» Exercise materials
((
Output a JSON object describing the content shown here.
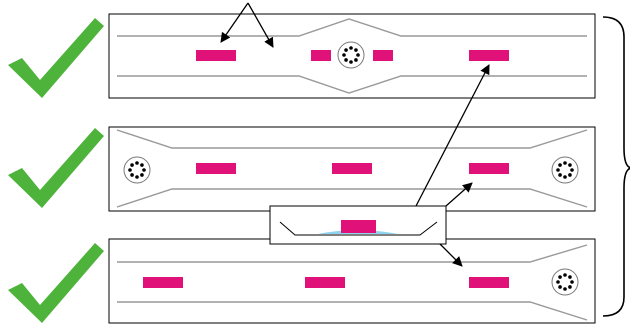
{
  "colors": {
    "check": "#4db33a",
    "block": "#e0127a",
    "guide": "#999999",
    "frame": "#000000",
    "fluid": "#8fd3ee",
    "bead": "#000000"
  },
  "panels": [
    {
      "status": "check-icon",
      "layout": "center-bead-with-two-side-blocks"
    },
    {
      "status": "check-icon",
      "layout": "beads-at-both-ends"
    },
    {
      "status": "check-icon",
      "layout": "bead-at-right-end"
    }
  ],
  "inset": {
    "content": "block-on-fluid-film"
  },
  "group_bracket": "right-curly-brace"
}
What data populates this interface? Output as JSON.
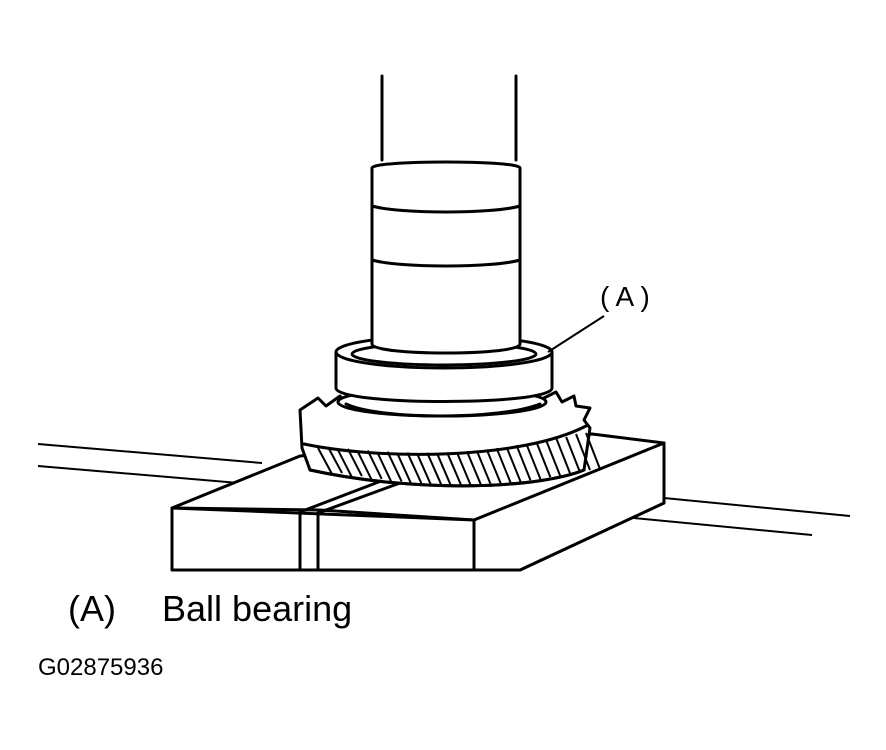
{
  "callout": {
    "label": "( A )"
  },
  "legend": [
    {
      "key": "(A)",
      "text": "Ball bearing"
    }
  ],
  "figure_id": "G02875936"
}
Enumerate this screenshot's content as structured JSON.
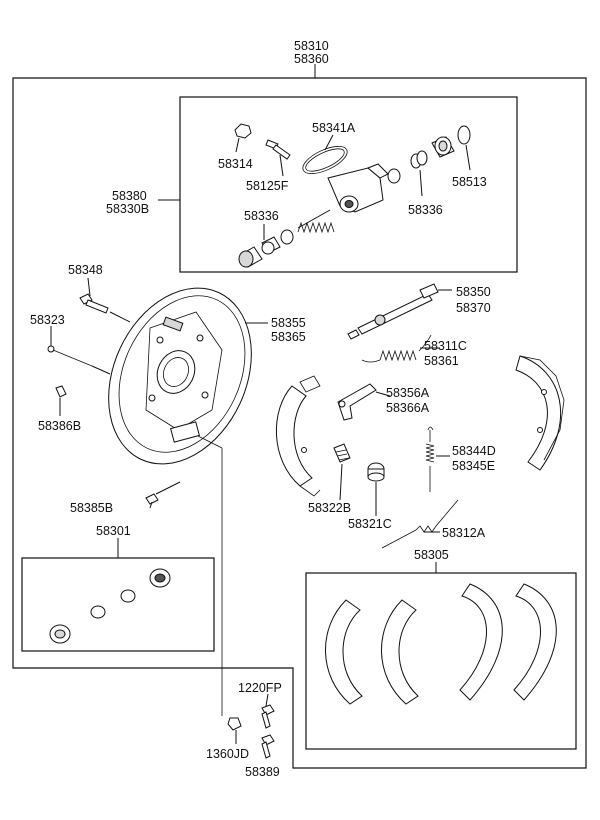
{
  "labels": {
    "top_a": "58310",
    "top_b": "58360",
    "p58341A": "58341A",
    "p58314": "58314",
    "p58125F": "58125F",
    "p58513": "58513",
    "p58380": "58380",
    "p58330B": "58330B",
    "p58336a": "58336",
    "p58336b": "58336",
    "p58348": "58348",
    "p58323": "58323",
    "p58386B": "58386B",
    "p58355": "58355",
    "p58365": "58365",
    "p58350": "58350",
    "p58370": "58370",
    "p58311C": "58311C",
    "p58361": "58361",
    "p58356A": "58356A",
    "p58366A": "58366A",
    "p58344D": "58344D",
    "p58345E": "58345E",
    "p58322B": "58322B",
    "p58321C": "58321C",
    "p58312A": "58312A",
    "p58385B": "58385B",
    "p58301": "58301",
    "p58305": "58305",
    "p1220FP": "1220FP",
    "p1360JD": "1360JD",
    "p58389": "58389"
  }
}
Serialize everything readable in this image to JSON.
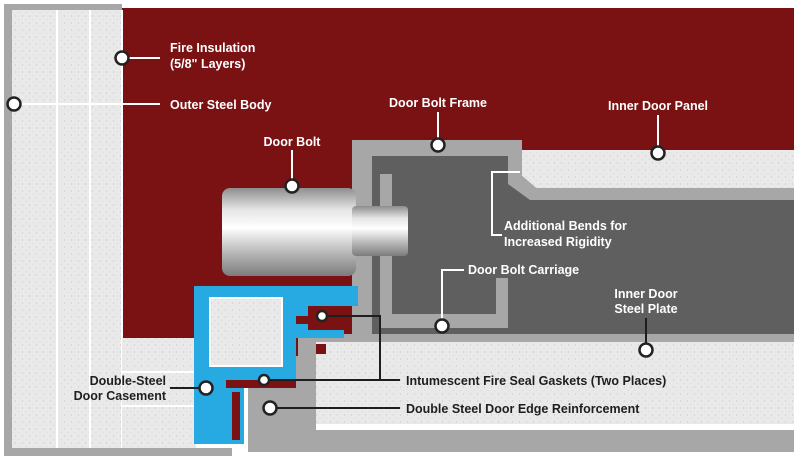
{
  "colors": {
    "background": "#ffffff",
    "door_red": "#7a1214",
    "insulation": "#e9e9e9",
    "steel_gray": "#a7a7a7",
    "dark_steel": "#5f5f5f",
    "casement_blue": "#27a9e1",
    "label_dark": "#1e1e1e",
    "label_light": "#ffffff"
  },
  "labels": {
    "fire_insulation_1": "Fire Insulation",
    "fire_insulation_2": "(5/8\" Layers)",
    "outer_steel_body": "Outer Steel Body",
    "door_bolt_frame": "Door Bolt Frame",
    "inner_door_panel": "Inner Door Panel",
    "door_bolt": "Door Bolt",
    "additional_bends_1": "Additional Bends for",
    "additional_bends_2": "Increased Rigidity",
    "door_bolt_carriage": "Door Bolt Carriage",
    "inner_door_steel_plate_1": "Inner Door",
    "inner_door_steel_plate_2": "Steel Plate",
    "double_steel_casement_1": "Double-Steel",
    "double_steel_casement_2": "Door Casement",
    "intumescent_gaskets": "Intumescent Fire Seal Gaskets (Two Places)",
    "edge_reinforcement": "Double Steel Door Edge Reinforcement"
  }
}
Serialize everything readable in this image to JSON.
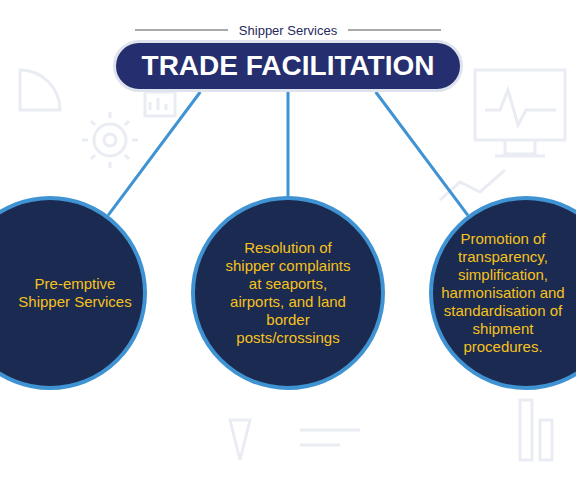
{
  "diagram": {
    "title": "Shipper Services",
    "nodes": [
      {
        "text": [
          "TRADE FACILITATION"
        ]
      },
      {
        "text": [
          "Pre-emptive Shipper Services"
        ]
      },
      {
        "text": [
          "Resolution of shipper complaints at seaports, airports, and land border posts/crossings"
        ]
      },
      {
        "text": [
          "Promotion of transparency, simplification, harmonisation and standardisation of shipment procedures."
        ]
      }
    ],
    "edges": [
      {
        "from": 0,
        "to": 1,
        "arrow": "none"
      },
      {
        "from": 0,
        "to": 2,
        "arrow": "none"
      },
      {
        "from": 0,
        "to": 3,
        "arrow": "none"
      }
    ]
  }
}
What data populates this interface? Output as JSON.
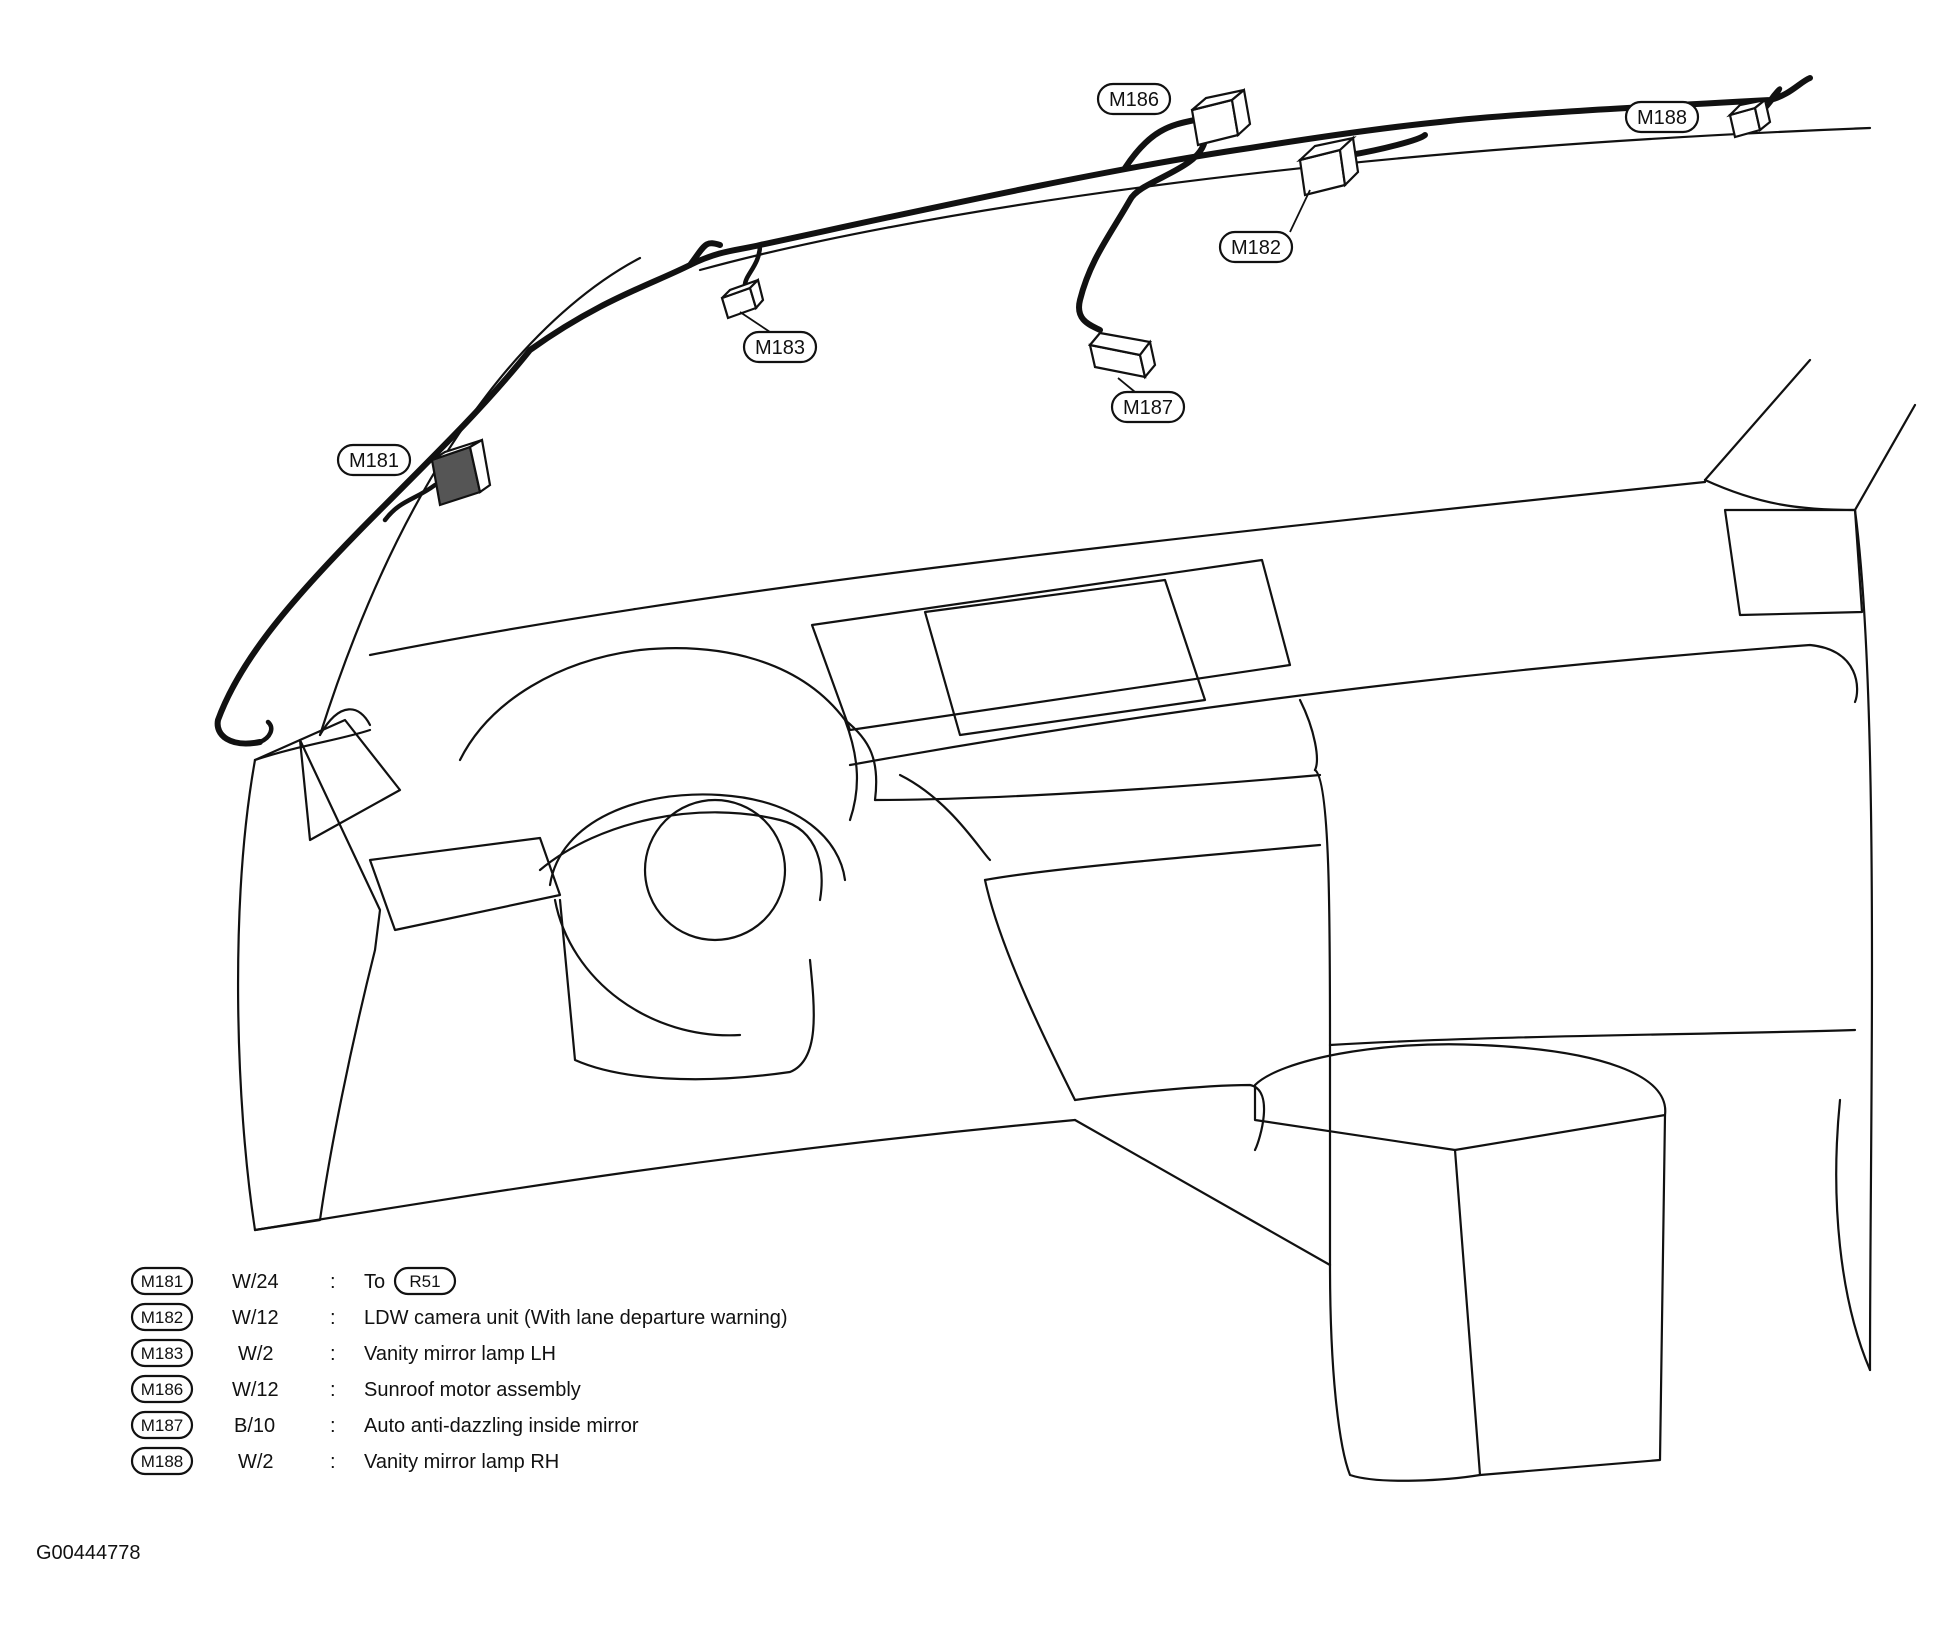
{
  "connectors": {
    "m186": "M186",
    "m188": "M188",
    "m182": "M182",
    "m183": "M183",
    "m187": "M187",
    "m181": "M181"
  },
  "legend": [
    {
      "id": "M181",
      "color_pins": "W/24",
      "sep": ":",
      "desc_prefix": "To",
      "ref": "R51",
      "desc": ""
    },
    {
      "id": "M182",
      "color_pins": "W/12",
      "sep": ":",
      "desc": "LDW camera unit (With lane departure warning)"
    },
    {
      "id": "M183",
      "color_pins": "W/2",
      "sep": ":",
      "desc": "Vanity mirror lamp LH"
    },
    {
      "id": "M186",
      "color_pins": "W/12",
      "sep": ":",
      "desc": "Sunroof motor assembly"
    },
    {
      "id": "M187",
      "color_pins": "B/10",
      "sep": ":",
      "desc": "Auto anti-dazzling inside mirror"
    },
    {
      "id": "M188",
      "color_pins": "W/2",
      "sep": ":",
      "desc": "Vanity mirror lamp RH"
    }
  ],
  "figure_id": "G00444778"
}
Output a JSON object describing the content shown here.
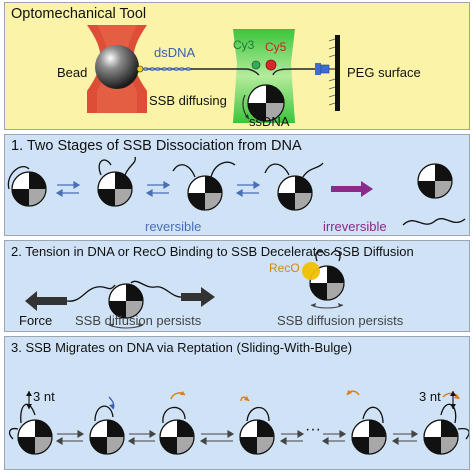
{
  "panel1": {
    "title": "Optomechanical Tool",
    "labels": {
      "bead": "Bead",
      "dsdna": "dsDNA",
      "cy3": "Cy3",
      "cy5": "Cy5",
      "peg": "PEG surface",
      "ssb_diffusing": "SSB diffusing",
      "ssdna": "ssDNA"
    }
  },
  "panel2": {
    "title": "1. Two Stages of SSB Dissociation from DNA",
    "reversible": "reversible",
    "irreversible": "irreversible"
  },
  "panel3": {
    "title": "2. Tension in DNA or RecO Binding to SSB Decelerates SSB Diffusion",
    "force": "Force",
    "reco": "RecO",
    "persists_left": "SSB diffusion persists",
    "persists_right": "SSB diffusion persists"
  },
  "panel4": {
    "title": "3. SSB Migrates on DNA via Reptation (Sliding-With-Bulge)",
    "nt_left": "3 nt",
    "nt_right": "3 nt",
    "ellipsis": "···"
  },
  "colors": {
    "yellow_bg": "#fbf3a8",
    "blue_bg": "#cfe2f6",
    "cy3": "#3aa85a",
    "cy5": "#cc2222",
    "dsdna": "#3a5fb0",
    "reversible": "#4a6fb5",
    "irreversible": "#8a2a8a",
    "reco": "#e8b400",
    "orange_arrow": "#e07a10"
  }
}
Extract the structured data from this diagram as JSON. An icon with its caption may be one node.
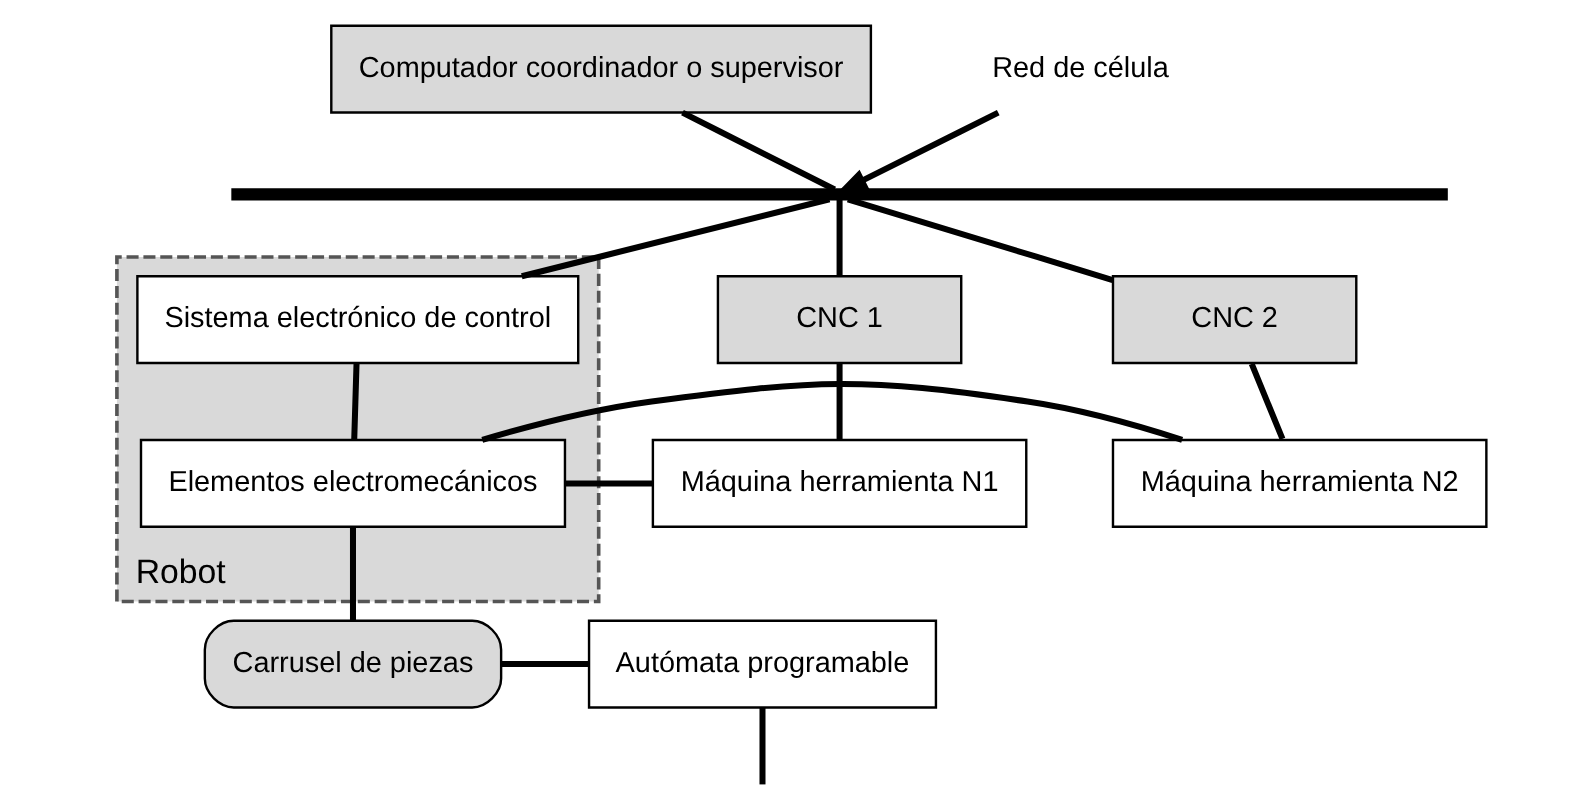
))
» What is expected
Copy out each line of the records where the string "ffffff" appears.

» Problem solution
    "background": "#ffffff",
    "label_light": "#ffffff"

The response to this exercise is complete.